--- Instructions for the task ---
Copy every line of the data that contains the string "성경봉독".

--- Supplied records ---
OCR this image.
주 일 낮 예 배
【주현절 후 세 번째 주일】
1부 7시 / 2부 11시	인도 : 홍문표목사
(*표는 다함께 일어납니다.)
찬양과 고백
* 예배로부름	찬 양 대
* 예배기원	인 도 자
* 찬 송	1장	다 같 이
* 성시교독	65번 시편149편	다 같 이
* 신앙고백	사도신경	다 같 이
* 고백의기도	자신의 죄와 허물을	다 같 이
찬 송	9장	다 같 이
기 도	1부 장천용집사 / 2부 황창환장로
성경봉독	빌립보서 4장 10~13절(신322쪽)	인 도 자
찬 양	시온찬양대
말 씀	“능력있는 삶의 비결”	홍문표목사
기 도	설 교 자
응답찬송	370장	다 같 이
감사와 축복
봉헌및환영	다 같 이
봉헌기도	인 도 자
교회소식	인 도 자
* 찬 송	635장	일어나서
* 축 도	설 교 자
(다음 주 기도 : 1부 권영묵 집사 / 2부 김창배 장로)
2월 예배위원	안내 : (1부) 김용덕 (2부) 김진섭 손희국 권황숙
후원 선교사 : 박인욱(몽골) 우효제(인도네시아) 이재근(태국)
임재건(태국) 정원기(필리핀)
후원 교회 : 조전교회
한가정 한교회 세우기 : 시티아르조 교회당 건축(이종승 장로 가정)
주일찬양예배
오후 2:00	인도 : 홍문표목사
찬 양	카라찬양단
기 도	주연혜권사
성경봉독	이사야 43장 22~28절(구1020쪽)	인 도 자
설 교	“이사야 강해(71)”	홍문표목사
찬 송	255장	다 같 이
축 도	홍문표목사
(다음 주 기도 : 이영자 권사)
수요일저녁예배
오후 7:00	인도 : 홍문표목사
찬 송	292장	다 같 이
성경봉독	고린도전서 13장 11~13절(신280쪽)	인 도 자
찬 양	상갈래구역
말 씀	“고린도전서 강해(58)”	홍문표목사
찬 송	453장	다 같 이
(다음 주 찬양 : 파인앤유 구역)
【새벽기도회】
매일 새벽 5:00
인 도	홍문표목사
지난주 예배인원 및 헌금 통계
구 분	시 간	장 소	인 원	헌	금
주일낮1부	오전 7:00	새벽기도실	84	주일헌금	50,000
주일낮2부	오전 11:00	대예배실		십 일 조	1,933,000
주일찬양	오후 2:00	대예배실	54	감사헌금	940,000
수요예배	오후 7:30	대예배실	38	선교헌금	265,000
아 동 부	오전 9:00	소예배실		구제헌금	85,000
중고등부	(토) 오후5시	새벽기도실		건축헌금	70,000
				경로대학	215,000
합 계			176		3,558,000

--- Exercise solution ---
성경봉독	빌립보서 4장 10~13절(신322쪽)	인 도 자
성경봉독	이사야 43장 22~28절(구1020쪽)	인 도 자
성경봉독	고린도전서 13장 11~13절(신280쪽)	인 도 자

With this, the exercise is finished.